EXTRACTED RECORDS:
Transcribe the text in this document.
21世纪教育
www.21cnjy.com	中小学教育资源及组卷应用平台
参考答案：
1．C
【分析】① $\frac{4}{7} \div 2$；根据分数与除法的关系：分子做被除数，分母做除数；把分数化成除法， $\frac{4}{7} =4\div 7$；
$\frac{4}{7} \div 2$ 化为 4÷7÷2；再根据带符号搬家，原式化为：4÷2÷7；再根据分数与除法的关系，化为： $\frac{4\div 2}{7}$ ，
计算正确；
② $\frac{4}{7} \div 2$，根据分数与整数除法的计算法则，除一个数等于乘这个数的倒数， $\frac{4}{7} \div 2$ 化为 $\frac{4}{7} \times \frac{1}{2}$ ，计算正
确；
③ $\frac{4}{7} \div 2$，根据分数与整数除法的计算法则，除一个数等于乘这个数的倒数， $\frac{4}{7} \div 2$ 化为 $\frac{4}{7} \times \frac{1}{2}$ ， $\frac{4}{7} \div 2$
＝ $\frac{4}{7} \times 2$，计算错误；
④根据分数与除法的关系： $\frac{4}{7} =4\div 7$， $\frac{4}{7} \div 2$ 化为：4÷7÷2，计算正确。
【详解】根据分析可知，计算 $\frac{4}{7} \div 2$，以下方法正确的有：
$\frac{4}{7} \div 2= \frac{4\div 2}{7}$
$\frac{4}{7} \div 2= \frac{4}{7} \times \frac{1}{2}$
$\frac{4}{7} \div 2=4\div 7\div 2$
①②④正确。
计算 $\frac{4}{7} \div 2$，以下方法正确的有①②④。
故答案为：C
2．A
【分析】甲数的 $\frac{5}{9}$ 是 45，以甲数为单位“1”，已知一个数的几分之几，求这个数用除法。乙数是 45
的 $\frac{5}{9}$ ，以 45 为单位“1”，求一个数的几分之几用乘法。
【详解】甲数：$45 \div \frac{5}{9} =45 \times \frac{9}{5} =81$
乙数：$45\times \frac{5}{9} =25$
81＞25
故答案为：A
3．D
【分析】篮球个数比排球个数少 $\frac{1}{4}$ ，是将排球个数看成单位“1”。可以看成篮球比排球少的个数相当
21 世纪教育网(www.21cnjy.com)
---
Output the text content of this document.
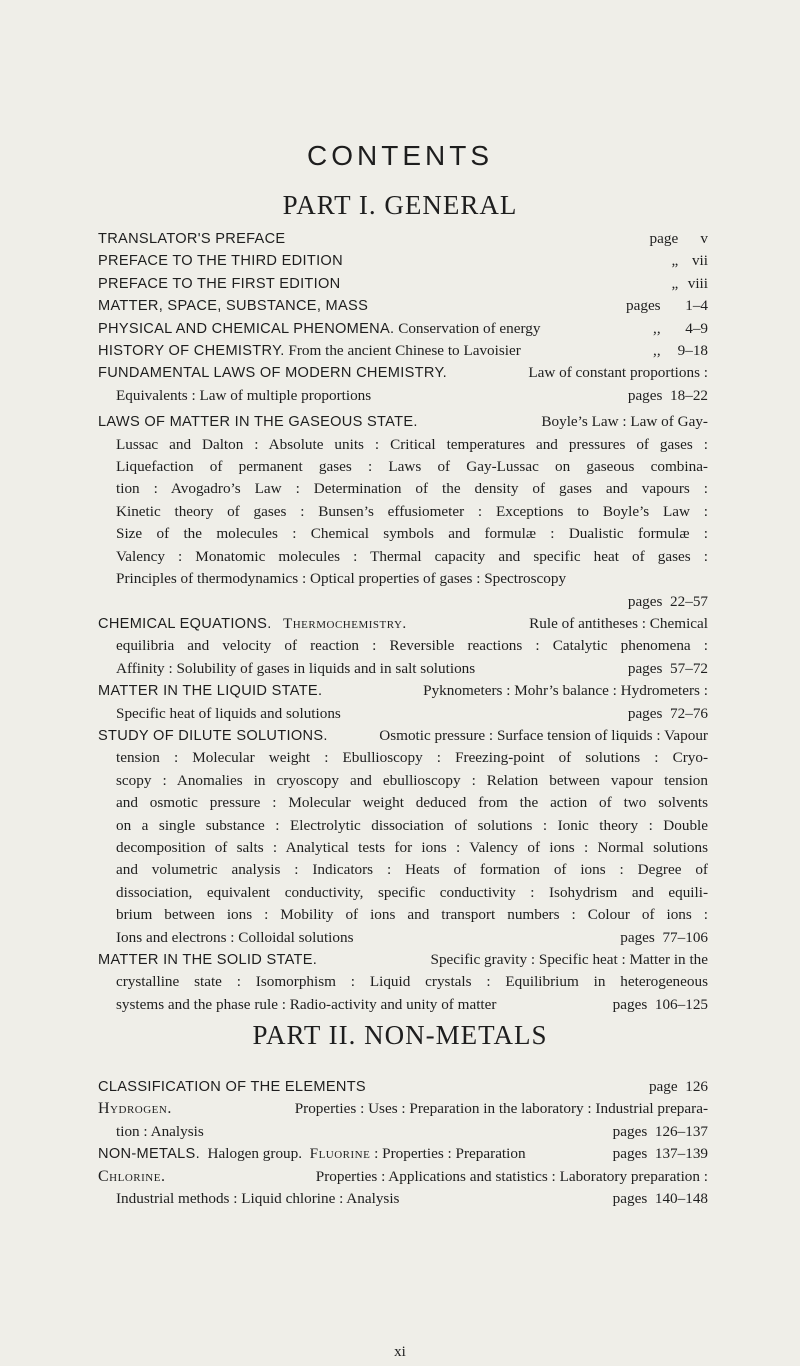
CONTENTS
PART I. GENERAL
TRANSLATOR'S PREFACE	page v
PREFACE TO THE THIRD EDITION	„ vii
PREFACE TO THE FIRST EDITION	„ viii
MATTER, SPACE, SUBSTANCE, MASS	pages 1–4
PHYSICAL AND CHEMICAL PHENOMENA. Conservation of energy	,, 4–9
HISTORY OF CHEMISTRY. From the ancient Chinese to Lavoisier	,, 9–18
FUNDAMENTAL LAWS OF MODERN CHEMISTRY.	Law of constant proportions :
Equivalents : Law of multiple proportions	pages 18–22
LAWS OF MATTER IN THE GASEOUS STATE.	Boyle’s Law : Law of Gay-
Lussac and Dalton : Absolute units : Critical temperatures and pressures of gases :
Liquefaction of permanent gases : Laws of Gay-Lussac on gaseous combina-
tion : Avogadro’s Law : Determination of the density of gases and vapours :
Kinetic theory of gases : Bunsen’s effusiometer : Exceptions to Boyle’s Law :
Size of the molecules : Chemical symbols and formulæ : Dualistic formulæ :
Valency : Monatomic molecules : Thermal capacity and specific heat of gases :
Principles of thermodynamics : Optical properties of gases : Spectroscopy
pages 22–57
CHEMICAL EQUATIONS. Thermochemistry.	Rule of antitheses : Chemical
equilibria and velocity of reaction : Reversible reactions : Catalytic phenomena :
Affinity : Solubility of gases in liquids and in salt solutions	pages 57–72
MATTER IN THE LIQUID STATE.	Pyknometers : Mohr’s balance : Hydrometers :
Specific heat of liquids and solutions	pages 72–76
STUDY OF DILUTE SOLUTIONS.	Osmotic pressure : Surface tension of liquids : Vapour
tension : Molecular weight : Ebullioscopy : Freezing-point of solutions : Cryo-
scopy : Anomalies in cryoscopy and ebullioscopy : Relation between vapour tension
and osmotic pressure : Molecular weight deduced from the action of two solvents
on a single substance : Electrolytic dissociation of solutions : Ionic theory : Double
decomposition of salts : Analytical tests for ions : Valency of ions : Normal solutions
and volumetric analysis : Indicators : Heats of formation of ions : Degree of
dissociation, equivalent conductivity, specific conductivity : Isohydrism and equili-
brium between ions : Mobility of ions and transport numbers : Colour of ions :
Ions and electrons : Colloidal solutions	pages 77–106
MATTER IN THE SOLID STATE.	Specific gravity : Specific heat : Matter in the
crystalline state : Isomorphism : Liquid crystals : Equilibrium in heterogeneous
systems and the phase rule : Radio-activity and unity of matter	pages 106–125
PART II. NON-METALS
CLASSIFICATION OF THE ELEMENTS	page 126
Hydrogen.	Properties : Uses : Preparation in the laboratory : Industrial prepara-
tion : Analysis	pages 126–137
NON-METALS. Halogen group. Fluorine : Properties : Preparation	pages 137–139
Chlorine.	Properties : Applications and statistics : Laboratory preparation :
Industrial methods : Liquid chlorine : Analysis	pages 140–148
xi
--
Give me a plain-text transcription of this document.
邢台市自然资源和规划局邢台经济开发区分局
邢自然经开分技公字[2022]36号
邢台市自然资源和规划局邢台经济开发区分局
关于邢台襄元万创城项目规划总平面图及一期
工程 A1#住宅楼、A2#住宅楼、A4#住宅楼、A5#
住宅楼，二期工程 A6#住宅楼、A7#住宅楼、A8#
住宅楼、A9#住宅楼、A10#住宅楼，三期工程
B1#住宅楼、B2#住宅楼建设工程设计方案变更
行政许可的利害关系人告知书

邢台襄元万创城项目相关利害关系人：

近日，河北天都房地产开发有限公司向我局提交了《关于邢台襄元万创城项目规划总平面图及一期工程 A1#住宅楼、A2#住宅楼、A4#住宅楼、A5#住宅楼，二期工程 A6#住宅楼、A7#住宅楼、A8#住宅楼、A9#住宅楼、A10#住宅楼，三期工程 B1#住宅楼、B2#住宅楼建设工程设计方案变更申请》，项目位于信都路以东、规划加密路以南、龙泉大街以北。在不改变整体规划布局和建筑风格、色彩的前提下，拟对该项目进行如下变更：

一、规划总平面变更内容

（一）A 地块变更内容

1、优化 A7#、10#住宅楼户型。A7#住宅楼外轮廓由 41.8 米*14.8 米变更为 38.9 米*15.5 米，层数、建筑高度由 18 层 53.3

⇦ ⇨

STATED GOAL:
Pick out every line above that holds the word "三期工程" and copy it.

OUTPUT FOR THIS EXERCISE:
住宅楼、A9#住宅楼、A10#住宅楼，三期工程
近日，河北天都房地产开发有限公司向我局提交了《关于邢台襄元万创城项目规划总平面图及一期工程 A1#住宅楼、A2#住宅楼、A4#住宅楼、A5#住宅楼，二期工程 A6#住宅楼、A7#住宅楼、A8#住宅楼、A9#住宅楼、A10#住宅楼，三期工程 B1#住宅楼、B2#住宅楼建设工程设计方案变更申请》，项目位于信都路以东、规划加密路以南、龙泉大街以北。在不改变整体规划布局和建筑风格、色彩的前提下，拟对该项目进行如下变更：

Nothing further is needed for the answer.